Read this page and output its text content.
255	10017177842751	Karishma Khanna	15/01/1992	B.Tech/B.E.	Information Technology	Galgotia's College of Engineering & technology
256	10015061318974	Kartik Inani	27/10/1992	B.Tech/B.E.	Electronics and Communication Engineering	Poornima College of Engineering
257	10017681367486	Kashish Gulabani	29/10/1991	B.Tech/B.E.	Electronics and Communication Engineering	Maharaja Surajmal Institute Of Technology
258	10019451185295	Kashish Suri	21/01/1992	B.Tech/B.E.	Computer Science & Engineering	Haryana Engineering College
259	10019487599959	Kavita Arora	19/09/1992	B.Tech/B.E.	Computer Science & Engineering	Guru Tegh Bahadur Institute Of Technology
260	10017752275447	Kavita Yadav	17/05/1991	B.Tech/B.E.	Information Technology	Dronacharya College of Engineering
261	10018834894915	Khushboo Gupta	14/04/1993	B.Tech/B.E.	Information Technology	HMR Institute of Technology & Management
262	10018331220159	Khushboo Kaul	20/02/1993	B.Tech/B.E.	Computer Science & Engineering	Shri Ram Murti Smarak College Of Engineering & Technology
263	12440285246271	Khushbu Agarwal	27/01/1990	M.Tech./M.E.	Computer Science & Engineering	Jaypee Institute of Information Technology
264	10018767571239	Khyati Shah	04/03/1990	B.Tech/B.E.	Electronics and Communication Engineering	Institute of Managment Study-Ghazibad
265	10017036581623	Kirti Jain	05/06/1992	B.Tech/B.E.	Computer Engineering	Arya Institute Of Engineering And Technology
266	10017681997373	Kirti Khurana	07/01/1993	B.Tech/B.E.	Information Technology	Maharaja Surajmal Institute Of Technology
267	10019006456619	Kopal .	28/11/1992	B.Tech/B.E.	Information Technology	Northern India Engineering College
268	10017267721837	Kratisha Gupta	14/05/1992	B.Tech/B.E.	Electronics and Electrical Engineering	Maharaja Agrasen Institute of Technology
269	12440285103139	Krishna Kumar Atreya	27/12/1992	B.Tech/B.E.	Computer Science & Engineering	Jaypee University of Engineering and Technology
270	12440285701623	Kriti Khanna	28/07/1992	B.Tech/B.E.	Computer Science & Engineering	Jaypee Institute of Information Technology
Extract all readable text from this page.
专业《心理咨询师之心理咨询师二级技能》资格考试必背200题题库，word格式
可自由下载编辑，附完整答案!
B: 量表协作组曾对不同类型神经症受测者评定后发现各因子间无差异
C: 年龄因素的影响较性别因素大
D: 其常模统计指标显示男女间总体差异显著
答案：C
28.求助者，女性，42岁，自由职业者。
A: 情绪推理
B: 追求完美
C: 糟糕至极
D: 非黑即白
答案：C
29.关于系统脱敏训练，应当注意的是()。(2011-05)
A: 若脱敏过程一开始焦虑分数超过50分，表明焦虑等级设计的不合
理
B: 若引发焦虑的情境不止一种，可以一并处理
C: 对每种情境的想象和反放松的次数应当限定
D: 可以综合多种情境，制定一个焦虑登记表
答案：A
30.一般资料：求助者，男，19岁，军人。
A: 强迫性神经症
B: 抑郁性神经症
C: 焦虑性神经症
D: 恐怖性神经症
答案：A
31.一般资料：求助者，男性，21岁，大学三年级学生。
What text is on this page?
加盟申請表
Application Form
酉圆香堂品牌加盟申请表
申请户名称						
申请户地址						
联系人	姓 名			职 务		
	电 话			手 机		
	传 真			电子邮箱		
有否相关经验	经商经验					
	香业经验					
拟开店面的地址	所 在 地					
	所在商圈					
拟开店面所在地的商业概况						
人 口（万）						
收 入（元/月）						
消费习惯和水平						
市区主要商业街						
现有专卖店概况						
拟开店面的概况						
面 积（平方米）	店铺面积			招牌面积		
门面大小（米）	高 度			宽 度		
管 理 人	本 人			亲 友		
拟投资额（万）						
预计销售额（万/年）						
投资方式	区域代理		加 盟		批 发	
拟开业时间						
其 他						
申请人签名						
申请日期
◇ ◇ ◇
- **WHAT THE TASK REQUIRES**:
Gather all lines where the word "Gupta" appears.

- **OUTPUT**:
261	10018834894915	Khushboo Gupta	14/04/1993	B.Tech/B.E.	Information Technology	HMR Institute of Technology & Management
268	10017267721837	Kratisha Gupta	14/05/1992	B.Tech/B.E.	Electronics and Electrical Engineering	Maharaja Agrasen Institute of Technology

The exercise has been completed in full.